Data records
## begin

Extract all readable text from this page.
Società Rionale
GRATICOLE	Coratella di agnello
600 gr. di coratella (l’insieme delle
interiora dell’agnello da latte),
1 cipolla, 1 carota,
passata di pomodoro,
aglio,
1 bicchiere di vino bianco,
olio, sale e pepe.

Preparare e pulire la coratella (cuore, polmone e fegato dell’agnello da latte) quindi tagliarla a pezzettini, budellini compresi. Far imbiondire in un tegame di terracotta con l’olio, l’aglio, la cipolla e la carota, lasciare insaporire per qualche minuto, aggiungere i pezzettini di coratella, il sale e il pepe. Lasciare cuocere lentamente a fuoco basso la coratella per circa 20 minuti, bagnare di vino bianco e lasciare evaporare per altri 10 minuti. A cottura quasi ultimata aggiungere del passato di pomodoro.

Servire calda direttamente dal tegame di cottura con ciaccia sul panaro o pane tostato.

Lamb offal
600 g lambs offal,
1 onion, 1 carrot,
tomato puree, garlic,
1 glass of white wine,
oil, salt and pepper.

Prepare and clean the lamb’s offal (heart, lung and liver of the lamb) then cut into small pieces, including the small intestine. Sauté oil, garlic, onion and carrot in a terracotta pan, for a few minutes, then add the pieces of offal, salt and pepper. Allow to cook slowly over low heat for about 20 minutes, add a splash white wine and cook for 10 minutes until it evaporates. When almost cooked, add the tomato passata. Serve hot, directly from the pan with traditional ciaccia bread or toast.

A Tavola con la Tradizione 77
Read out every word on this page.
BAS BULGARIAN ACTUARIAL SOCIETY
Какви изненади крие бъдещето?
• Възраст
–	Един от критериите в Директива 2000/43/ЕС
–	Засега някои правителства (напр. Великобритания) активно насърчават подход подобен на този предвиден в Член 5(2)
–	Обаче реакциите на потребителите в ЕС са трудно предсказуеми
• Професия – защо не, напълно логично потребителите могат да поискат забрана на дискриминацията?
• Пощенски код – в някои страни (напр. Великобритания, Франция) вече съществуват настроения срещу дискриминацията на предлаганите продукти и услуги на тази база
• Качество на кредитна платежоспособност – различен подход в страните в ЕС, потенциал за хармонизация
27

## end

TASK TO CARRY OUT
Print the material once more, exactly.

SOLUTION BELOW
Extract all readable text from this page.
Società Rionale
GRATICOLE	Coratella di agnello
600 gr. di coratella (l’insieme delle
interiora dell’agnello da latte),
1 cipolla, 1 carota,
passata di pomodoro,
aglio,
1 bicchiere di vino bianco,
olio, sale e pepe.

Preparare e pulire la coratella (cuore, polmone e fegato dell’agnello da latte) quindi tagliarla a pezzettini, budellini compresi. Far imbiondire in un tegame di terracotta con l’olio, l’aglio, la cipolla e la carota, lasciare insaporire per qualche minuto, aggiungere i pezzettini di coratella, il sale e il pepe. Lasciare cuocere lentamente a fuoco basso la coratella per circa 20 minuti, bagnare di vino bianco e lasciare evaporare per altri 10 minuti. A cottura quasi ultimata aggiungere del passato di pomodoro.

Servire calda direttamente dal tegame di cottura con ciaccia sul panaro o pane tostato.

Lamb offal
600 g lambs offal,
1 onion, 1 carrot,
tomato puree, garlic,
1 glass of white wine,
oil, salt and pepper.

Prepare and clean the lamb’s offal (heart, lung and liver of the lamb) then cut into small pieces, including the small intestine. Sauté oil, garlic, onion and carrot in a terracotta pan, for a few minutes, then add the pieces of offal, salt and pepper. Allow to cook slowly over low heat for about 20 minutes, add a splash white wine and cook for 10 minutes until it evaporates. When almost cooked, add the tomato passata. Serve hot, directly from the pan with traditional ciaccia bread or toast.

A Tavola con la Tradizione 77
Read out every word on this page.
BAS BULGARIAN ACTUARIAL SOCIETY
Какви изненади крие бъдещето?
• Възраст
–	Един от критериите в Директива 2000/43/ЕС
–	Засега някои правителства (напр. Великобритания) активно насърчават подход подобен на този предвиден в Член 5(2)
–	Обаче реакциите на потребителите в ЕС са трудно предсказуеми
• Професия – защо не, напълно логично потребителите могат да поискат забрана на дискриминацията?
• Пощенски код – в някои страни (напр. Великобритания, Франция) вече съществуват настроения срещу дискриминацията на предлаганите продукти и услуги на тази база
• Качество на кредитна платежоспособност – различен подход в страните в ЕС, потенциал за хармонизация
27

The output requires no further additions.